Available records:
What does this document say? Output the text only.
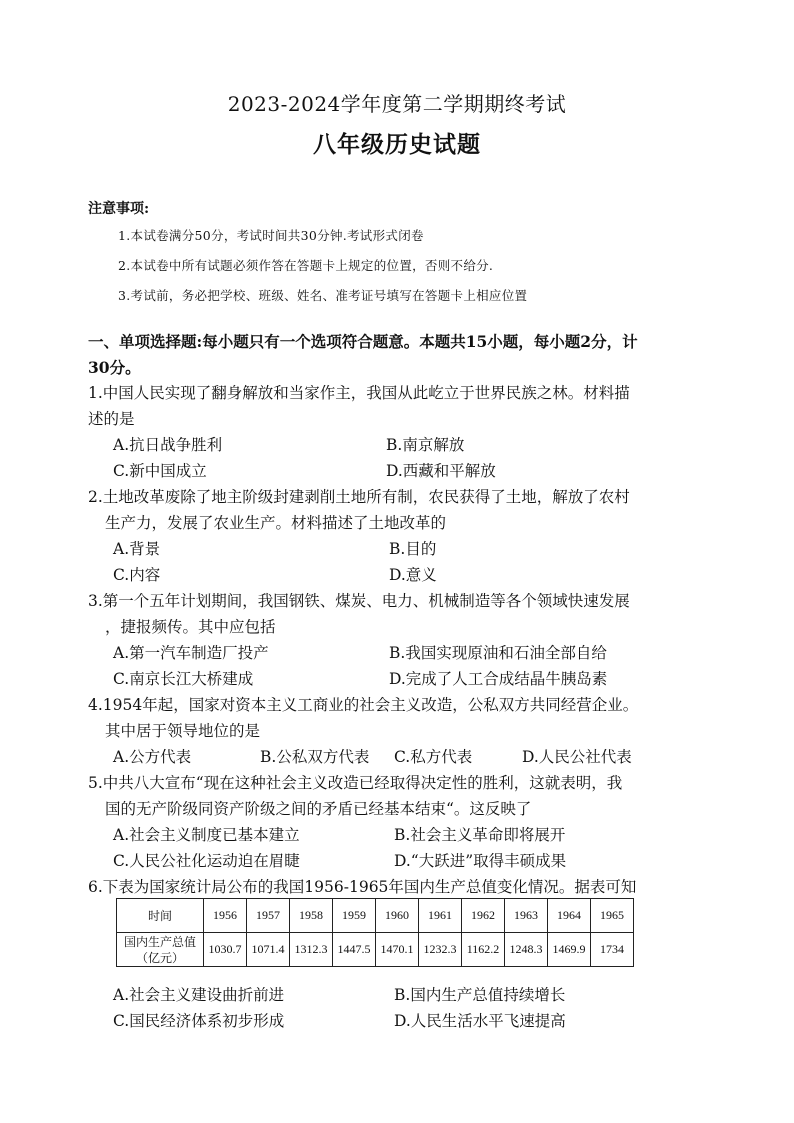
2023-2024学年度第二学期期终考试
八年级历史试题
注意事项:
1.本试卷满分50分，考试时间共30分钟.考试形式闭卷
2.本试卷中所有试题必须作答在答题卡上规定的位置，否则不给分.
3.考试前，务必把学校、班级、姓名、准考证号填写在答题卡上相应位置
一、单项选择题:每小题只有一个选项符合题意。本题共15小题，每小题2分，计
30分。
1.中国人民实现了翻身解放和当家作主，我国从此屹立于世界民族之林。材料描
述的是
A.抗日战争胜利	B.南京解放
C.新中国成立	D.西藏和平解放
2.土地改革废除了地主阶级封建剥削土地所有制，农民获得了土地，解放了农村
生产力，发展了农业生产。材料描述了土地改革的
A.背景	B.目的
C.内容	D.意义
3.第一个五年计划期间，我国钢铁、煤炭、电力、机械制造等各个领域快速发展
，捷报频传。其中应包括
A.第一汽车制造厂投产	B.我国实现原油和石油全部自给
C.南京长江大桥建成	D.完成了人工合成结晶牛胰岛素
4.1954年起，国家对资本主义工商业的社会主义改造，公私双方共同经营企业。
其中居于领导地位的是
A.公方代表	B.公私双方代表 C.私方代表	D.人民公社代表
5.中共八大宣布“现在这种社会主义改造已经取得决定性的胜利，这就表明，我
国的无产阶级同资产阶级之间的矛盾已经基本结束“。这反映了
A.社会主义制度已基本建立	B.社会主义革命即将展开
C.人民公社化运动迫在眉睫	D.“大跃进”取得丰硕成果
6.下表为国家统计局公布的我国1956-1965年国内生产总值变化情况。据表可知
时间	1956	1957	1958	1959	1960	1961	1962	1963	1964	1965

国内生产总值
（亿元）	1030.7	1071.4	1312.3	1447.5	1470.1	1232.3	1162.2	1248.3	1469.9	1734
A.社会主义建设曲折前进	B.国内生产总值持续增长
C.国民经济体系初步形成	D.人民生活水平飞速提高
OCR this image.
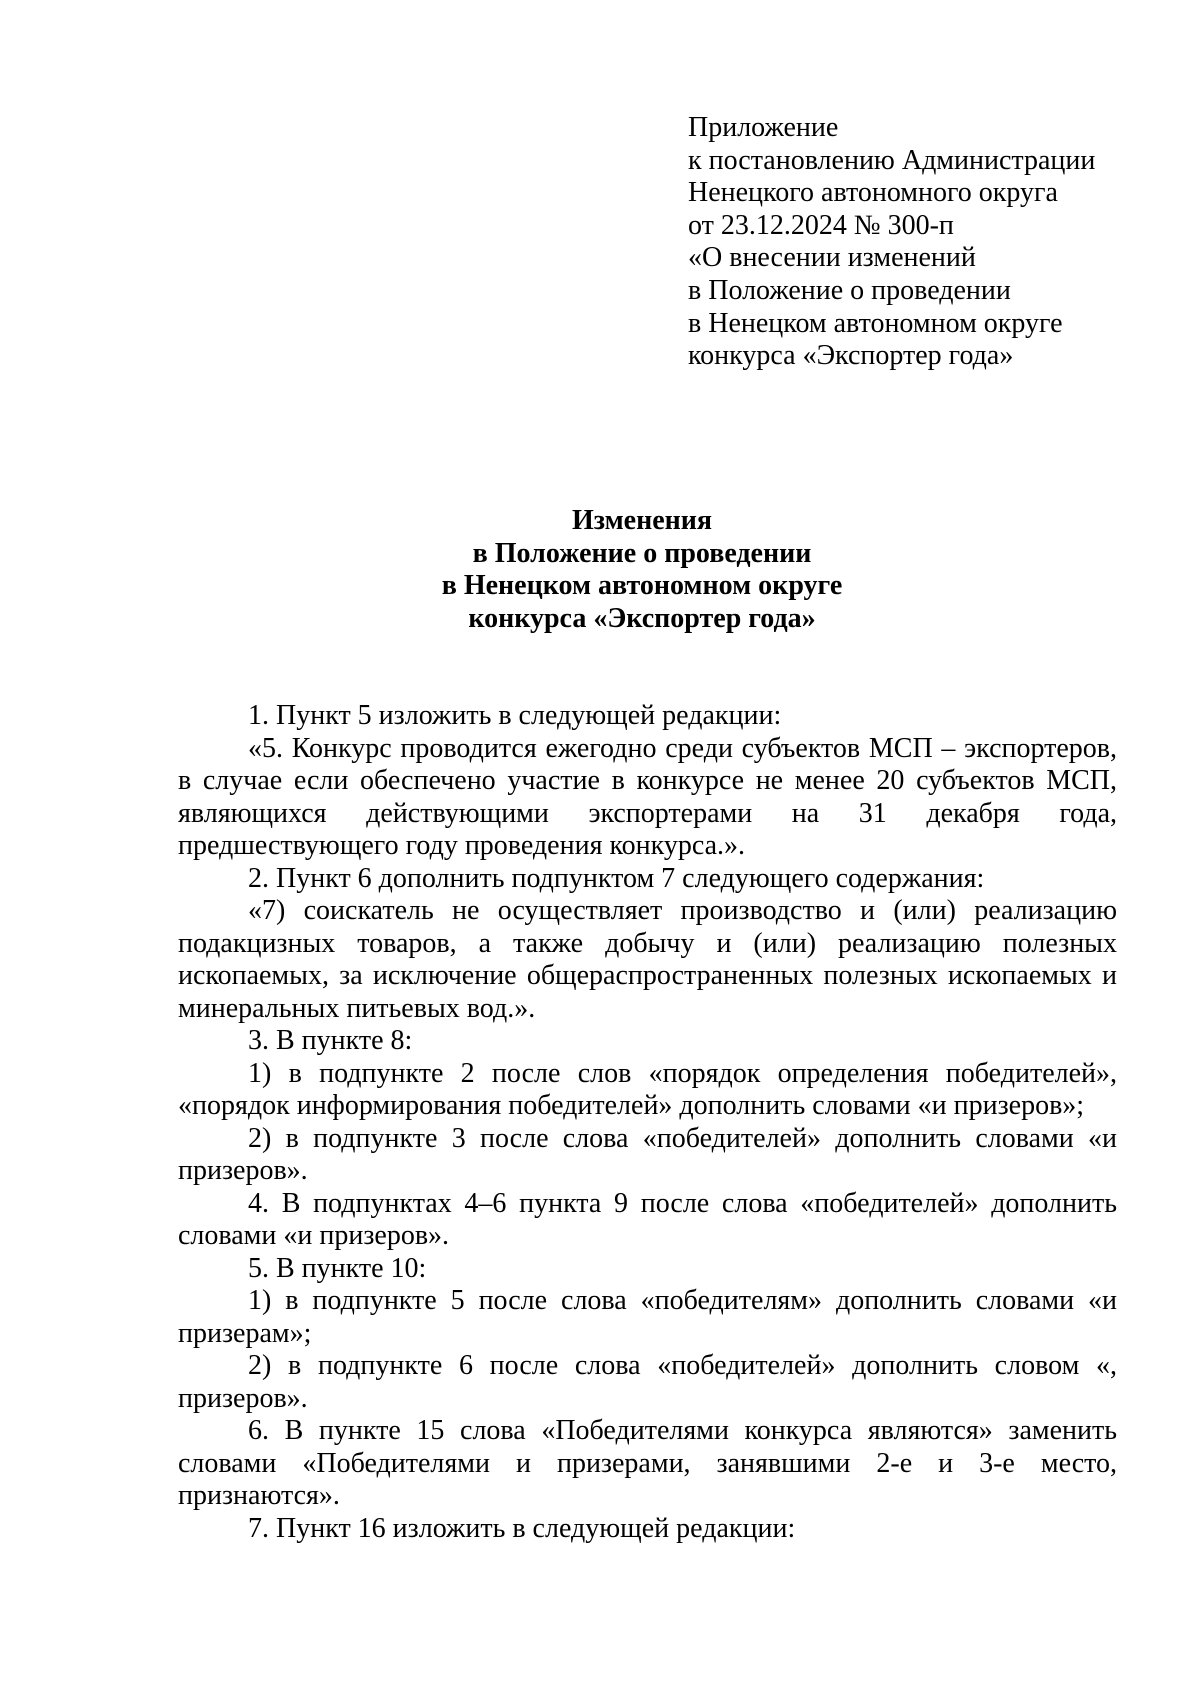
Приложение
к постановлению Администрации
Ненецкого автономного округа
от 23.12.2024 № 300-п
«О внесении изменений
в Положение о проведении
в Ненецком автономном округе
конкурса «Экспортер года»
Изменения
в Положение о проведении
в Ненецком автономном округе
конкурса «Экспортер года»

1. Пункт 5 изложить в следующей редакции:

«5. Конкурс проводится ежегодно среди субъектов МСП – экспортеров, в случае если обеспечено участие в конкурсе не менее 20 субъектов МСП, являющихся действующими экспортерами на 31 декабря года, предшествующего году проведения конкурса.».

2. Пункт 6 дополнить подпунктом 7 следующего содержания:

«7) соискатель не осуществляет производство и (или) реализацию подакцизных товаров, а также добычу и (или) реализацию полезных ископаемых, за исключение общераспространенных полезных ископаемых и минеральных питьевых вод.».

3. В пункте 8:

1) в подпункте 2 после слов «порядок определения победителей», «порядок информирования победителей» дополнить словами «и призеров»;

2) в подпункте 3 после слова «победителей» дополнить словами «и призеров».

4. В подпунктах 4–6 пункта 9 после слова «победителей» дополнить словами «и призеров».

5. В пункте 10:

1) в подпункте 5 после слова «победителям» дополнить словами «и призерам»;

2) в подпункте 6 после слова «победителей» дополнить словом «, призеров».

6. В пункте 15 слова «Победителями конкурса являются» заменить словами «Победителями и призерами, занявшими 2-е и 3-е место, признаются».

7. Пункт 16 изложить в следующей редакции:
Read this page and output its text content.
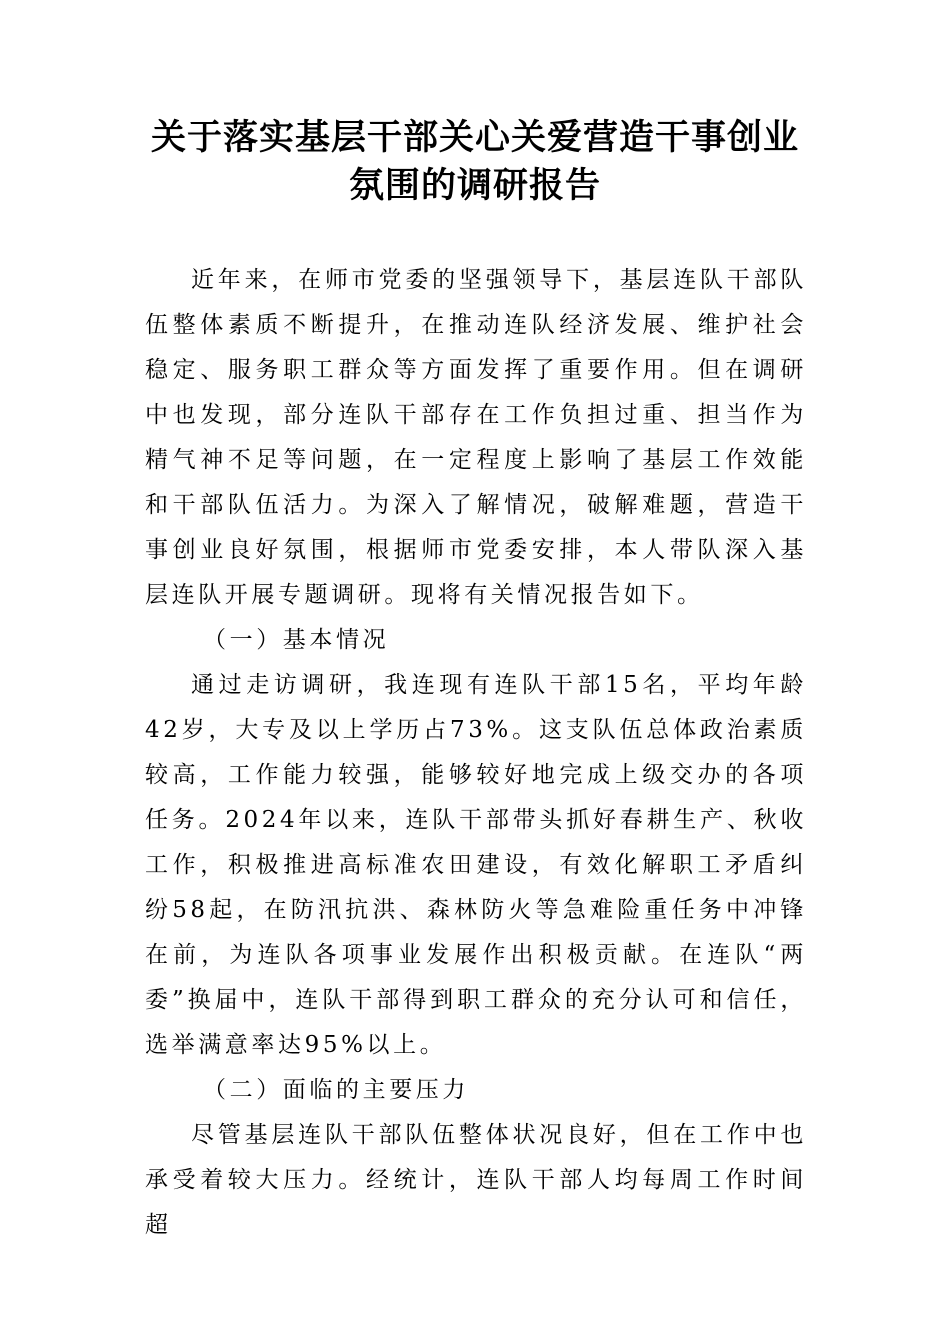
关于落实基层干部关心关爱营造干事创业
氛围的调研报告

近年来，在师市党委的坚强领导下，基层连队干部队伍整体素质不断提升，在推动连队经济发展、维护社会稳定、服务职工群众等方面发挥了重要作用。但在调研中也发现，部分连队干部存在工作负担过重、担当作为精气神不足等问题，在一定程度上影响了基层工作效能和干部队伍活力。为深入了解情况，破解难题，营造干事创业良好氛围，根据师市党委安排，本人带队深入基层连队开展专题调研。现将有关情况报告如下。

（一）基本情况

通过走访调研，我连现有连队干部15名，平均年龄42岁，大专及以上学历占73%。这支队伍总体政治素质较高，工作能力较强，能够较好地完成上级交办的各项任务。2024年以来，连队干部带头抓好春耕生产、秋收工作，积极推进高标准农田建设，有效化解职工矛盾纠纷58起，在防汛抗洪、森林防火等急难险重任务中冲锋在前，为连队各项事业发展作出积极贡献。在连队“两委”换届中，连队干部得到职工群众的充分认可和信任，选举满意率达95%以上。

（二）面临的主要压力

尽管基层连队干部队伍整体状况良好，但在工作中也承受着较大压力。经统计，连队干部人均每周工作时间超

Brief:
Search the lines for the string "this" and copy every line that has it.

Written response:
What does this document say? Output the text only.
OCR this image.
Read this page and output its text content.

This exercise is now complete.